Alloway first appeared as a census designated place in the 1980 U.S. census.

Historical population
| Census | Pop. | Note | %± |
| 1980 | 1,370 |  | — |
| 1990 | 1,371 |  | 0.1% |
| 2000 | 1,128 |  | −17.7% |
| 2010 | 1,402 |  | 24.3% |
| 2020 | 1,296 |  | −7.6% |
Population sources: 1950 1960 1970 1980 1990 2000 2010

===2020 census===

Alloway CDP, New Jersey – Racial and ethnic composition Note: the US Census treats Hispanic/Latino as an ethnic category. This table excludes Latinos from the racial categories and assigns them to a separate category. Hispanics/Latinos may be of any race.
| Race / Ethnicity (NH = Non-Hispanic) | Pop 2000 | Pop 2010 | Pop 2020 | % 2000 | % 2010 | % 2020 |
|---|---|---|---|---|---|---|
| White alone (NH) | 1,047 | 1,311 | 1,154 | 92.82% | 93.51% | 89.04% |
| Black or African American alone (NH) | 47 | 37 | 25 | 4.17% | 2.64% | 1.93% |
| Native American or Alaska Native alone (NH) | 8 | 6 | 10 | 0.71% | 0.43% | 0.77% |
| Asian alone (NH) | 1 | 10 | 8 | 0.09% | 0.71% | 0.62% |
| Native Hawaiian or Pacific Islander alone (NH) | 0 | 0 | 5 | 0.00% | 0.00% | 0.39% |
| Other race alone (NH) | 0 | 5 | 11 | 0.00% | 0.36% | 0.85% |
| Mixed race or Multiracial (NH) | 13 | 19 | 60 | 1.15% | 1.36% | 4.63% |
| Hispanic or Latino (any race) | 12 | 14 | 23 | 1.06% | 1.00% | 1.77% |
| Total | 1,128 | 1,402 | 1,296 | 100.00% | 100.00% | 100.00% |

===2010 census===
The 2010 United States census counted 1,402 people, 488 households, and 373 families in the CDP. The population density was 204.1 /mi2. There were 533 housing units at an average density of 77.6 /mi2. The racial makeup was 94.15% (1,320) White, 2.71% (38) Black or African American, 0.43% (6) Native American, 0.71% (10) Asian, 0.00% (0) Pacific Islander, 0.57% (8) from other races, and 1.43% (20) from two or more races. Hispanic or Latino of any race were 1.00% (14) of the population.

ASSIGNED TASK 1:
In the Alloway population text, how many households did the 2010 census count?
ASSIGNED TASK 2:
Copy word for word everything in the Alloway population text from "Alloway CDP, New" down to "of any race.".

SOURCE DATA:
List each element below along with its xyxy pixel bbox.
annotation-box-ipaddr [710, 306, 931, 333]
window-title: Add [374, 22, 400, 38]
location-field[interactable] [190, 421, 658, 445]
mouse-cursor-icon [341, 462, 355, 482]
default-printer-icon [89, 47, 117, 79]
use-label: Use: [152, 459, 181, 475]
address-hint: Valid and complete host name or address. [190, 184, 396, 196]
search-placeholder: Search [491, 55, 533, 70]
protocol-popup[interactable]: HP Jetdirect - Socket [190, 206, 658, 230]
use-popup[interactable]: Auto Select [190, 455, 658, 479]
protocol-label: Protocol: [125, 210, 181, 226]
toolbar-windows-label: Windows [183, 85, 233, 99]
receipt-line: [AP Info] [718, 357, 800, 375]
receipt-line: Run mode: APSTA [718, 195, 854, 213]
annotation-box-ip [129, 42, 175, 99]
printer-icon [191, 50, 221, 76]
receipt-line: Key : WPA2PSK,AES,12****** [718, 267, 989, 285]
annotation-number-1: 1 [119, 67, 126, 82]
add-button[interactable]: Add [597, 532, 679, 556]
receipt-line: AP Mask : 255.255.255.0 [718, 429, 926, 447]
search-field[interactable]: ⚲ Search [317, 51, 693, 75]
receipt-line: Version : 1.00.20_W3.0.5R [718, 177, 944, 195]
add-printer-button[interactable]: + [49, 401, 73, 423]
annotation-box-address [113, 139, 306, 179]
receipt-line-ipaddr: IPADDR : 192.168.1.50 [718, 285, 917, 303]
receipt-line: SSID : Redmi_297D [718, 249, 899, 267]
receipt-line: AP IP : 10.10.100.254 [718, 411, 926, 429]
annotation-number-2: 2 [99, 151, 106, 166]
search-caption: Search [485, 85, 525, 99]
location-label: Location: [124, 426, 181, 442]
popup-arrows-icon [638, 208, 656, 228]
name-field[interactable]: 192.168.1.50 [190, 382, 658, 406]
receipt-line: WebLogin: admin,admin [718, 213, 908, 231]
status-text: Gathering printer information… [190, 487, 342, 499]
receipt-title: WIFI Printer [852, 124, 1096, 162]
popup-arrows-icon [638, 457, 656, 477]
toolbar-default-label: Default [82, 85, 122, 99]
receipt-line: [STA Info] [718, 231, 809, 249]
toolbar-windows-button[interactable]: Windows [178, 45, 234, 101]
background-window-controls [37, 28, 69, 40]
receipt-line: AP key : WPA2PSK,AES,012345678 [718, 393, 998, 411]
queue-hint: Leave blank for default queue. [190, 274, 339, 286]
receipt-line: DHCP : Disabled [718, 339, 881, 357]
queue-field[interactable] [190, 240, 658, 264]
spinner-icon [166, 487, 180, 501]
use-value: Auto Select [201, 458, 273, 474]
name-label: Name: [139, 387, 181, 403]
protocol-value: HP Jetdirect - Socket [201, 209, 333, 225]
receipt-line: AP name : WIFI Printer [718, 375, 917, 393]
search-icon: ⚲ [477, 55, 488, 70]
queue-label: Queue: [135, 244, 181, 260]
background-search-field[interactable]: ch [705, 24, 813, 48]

OUTPUT 1:
488 households.

OUTPUT 2:
Alloway CDP, New Jersey – Racial and ethnic composition Note: the US Census treats Hispanic/Latino as an ethnic category. This table excludes Latinos from the racial categories and assigns them to a separate category. Hispanics/Latinos may be of any race.